(WHAT YOU WILL DO)
A. Answer these questions from the statement, marking your answers (i), (ii) and (iii):
(i) Which committee held the hearing on clinical guidelines on abortion?
(ii) How long is the "cooling off" period mentioned in the statement?
(iii) How many abortions per year are estimated to be performed under the new legislation?
B. List every body whose representatives Senator Mullen questioned, as the statement names them.
C. Summarize the statement in two sentences.

(EXTRACT)

BEGIN

“Chilling disregard for unborn child’s welfare was in evidence among committee members and medical representative bodies.”
The first hearing of the Oireachtas Health Committee into clinical guidelines on abortion showed a chilling disregard for the welfare of unborn children, Senator Rónán Mullen said today. He said it was also remarkable that before the ink was dry on repeal of the 8th Amendment abortion proponents were already working to radicalise the abortion legislation and diminish even further any possible protection for unborn children.
Senator Mullen was speaking today after questioning representatives of the Institute of Obstetricians and Gynaecologists, the Irish College of General Practitioners and the Medical Council at the Oireachtas Health Committee.
“A vicious agenda is now underway,” Senator Mullen said. “Hardly was the ink dry on the President’s signature, signalling the end of the 8th Amendment and its beneficial influence on Irish law, before Oireachtas colleagues and leading members of the medical profession were saying the three-day ‘cooling off’ period, the only token restriction included in the Government’s abortion proposals, should be abandoned altogether.”
“They did so without producing any evidence of what harm this restriction would cause and they refused to acknowledge the possibility that a short delay might have a beneficial effect by saving the lives of some unborn children,” Senator Mullen said.
“There was a chilling disregard for unborn children’s welfare in much of the contributions from Oireachtas colleagues and medical representative bodies. The child in the womb got no mention at all. He or she is now a non-person in their eyes.”
“But while the unborn child no longer enjoys constitutional rights, the Oireachtas has been given full freedom to try to prevent abortions and to insert safeguards in an effort to discourage recourse to abortion. You’d never think this to judge from the uniform attitudes on display at today’s meeting. It is clear that many of those politicians and medics who campaigned for the referendum view even the slightest restriction on abortion as something to be resisted.”
“There was also unanimous agreement among representatives of the Irish College of General Practitioners and the Institute of Obstetricians and Gynaecologists that the Irish hospital system and GP network is totally unprepared to handle the estimated 12,000 abortions per year which will be performed under the new legislation. They gave little indication that the necessary funding, equipment and personnel could be in place for the introduction of abortion services next January.”
“The Government needs to address this and explain why the introduction of abortion services is being rushed without the proper infrastructure being in place,” Senator Mullen added.

END

(EXERCISE DATA)
BEGIN

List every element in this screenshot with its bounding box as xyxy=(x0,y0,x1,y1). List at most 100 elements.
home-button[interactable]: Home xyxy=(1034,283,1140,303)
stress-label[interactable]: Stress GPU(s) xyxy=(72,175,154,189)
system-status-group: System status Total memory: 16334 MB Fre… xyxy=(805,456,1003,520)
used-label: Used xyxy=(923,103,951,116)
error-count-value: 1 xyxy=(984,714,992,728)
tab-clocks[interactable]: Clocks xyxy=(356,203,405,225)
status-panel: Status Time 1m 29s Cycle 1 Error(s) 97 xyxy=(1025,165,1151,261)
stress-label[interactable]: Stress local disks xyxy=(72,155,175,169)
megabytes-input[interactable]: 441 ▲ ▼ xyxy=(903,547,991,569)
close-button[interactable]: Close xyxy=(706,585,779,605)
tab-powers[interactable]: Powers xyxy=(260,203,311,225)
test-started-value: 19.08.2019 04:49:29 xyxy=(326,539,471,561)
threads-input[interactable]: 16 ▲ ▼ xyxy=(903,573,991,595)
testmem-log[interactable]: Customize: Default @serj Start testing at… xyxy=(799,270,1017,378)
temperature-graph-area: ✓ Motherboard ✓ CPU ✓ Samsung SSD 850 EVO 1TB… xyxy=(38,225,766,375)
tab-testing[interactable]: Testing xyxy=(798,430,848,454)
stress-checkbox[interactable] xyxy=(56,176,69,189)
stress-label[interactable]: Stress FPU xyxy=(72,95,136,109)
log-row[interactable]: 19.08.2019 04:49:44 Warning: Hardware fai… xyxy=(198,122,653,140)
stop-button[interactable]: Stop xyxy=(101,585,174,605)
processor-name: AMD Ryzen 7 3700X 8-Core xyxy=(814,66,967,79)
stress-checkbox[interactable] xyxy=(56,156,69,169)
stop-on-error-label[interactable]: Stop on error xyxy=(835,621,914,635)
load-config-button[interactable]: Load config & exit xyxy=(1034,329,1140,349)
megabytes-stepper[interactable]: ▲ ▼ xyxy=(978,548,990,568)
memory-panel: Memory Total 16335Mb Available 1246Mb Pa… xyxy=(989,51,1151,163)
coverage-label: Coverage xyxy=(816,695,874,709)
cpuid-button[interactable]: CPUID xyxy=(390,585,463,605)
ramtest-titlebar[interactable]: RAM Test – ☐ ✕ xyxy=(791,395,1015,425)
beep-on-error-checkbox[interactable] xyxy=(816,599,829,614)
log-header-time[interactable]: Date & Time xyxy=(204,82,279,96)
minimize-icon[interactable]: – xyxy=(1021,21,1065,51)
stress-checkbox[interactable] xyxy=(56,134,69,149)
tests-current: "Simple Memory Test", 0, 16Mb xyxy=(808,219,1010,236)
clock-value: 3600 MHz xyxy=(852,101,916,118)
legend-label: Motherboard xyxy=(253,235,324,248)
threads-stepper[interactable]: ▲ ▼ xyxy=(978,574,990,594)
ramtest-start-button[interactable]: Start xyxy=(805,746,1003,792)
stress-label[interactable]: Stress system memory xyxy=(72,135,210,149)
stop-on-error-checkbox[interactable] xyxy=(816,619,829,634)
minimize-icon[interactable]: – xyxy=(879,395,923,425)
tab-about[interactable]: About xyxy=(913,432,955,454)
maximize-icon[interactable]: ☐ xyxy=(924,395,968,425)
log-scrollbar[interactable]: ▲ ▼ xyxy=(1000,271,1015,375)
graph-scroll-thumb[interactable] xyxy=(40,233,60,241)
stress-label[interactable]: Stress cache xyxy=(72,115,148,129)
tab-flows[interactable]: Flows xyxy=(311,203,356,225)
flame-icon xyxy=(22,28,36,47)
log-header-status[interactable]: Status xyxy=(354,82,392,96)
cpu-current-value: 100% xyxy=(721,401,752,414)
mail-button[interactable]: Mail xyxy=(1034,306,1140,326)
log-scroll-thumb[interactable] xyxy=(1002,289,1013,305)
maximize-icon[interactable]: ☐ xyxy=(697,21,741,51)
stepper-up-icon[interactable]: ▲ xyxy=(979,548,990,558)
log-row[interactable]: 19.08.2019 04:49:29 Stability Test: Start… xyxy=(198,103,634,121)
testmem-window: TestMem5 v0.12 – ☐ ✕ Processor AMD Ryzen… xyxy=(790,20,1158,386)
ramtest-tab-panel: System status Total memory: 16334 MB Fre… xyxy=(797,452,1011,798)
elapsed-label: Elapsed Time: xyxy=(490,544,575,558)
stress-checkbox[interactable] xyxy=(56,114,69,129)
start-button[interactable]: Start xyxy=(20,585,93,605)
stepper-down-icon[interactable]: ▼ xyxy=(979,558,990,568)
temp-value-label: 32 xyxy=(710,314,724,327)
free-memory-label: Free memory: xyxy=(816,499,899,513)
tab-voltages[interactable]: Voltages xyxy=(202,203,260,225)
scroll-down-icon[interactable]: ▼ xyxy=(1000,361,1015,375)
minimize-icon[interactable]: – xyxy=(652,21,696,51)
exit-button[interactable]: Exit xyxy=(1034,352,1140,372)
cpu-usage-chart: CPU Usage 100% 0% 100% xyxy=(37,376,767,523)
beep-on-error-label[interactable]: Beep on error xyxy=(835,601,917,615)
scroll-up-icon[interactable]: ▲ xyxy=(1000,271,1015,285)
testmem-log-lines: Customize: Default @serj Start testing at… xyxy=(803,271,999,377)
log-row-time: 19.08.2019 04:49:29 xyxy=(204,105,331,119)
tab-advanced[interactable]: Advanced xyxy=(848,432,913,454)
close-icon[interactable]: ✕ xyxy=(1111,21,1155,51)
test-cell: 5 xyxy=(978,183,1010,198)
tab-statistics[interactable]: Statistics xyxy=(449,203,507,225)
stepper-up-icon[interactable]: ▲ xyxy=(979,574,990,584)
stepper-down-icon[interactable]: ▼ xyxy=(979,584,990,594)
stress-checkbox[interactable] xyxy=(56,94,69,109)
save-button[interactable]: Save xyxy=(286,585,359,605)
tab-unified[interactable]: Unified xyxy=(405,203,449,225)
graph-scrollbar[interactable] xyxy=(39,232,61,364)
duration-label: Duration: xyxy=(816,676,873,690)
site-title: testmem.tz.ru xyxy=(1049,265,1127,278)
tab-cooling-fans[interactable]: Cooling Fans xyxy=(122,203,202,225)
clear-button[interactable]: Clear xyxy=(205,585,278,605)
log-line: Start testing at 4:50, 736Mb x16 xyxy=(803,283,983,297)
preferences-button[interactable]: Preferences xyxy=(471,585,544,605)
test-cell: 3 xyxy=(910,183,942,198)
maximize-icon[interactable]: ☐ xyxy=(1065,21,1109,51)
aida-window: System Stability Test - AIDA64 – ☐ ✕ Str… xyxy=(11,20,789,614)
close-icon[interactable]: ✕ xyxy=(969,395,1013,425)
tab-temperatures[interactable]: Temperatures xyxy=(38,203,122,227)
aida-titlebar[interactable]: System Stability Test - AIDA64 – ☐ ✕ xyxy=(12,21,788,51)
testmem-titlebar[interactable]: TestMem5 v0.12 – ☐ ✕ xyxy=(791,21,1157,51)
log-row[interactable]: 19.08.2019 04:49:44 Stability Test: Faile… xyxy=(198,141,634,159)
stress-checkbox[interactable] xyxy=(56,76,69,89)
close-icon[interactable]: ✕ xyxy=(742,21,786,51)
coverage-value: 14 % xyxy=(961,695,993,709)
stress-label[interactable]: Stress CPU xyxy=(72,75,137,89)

END

(RESPONSES)
A.
(i) The Oireachtas Health Committee
(ii) Three days
(iii) 12,000

B.
- Institute of Obstetricians and Gynaecologists
- Irish College of General Practitioners
- Medical Council

C. Senator Rónán Mullen said the first Oireachtas Health Committee hearing on clinical guidelines on abortion showed a chilling disregard for unborn children, since committee members and medical bodies wanted the three-day "cooling off" period abandoned without evidence of its harm. He also said representatives agreed that hospitals and GPs are unprepared for an estimated 12,000 abortions a year, and that the Government must explain why abortion services are being rushed in without proper infrastructure.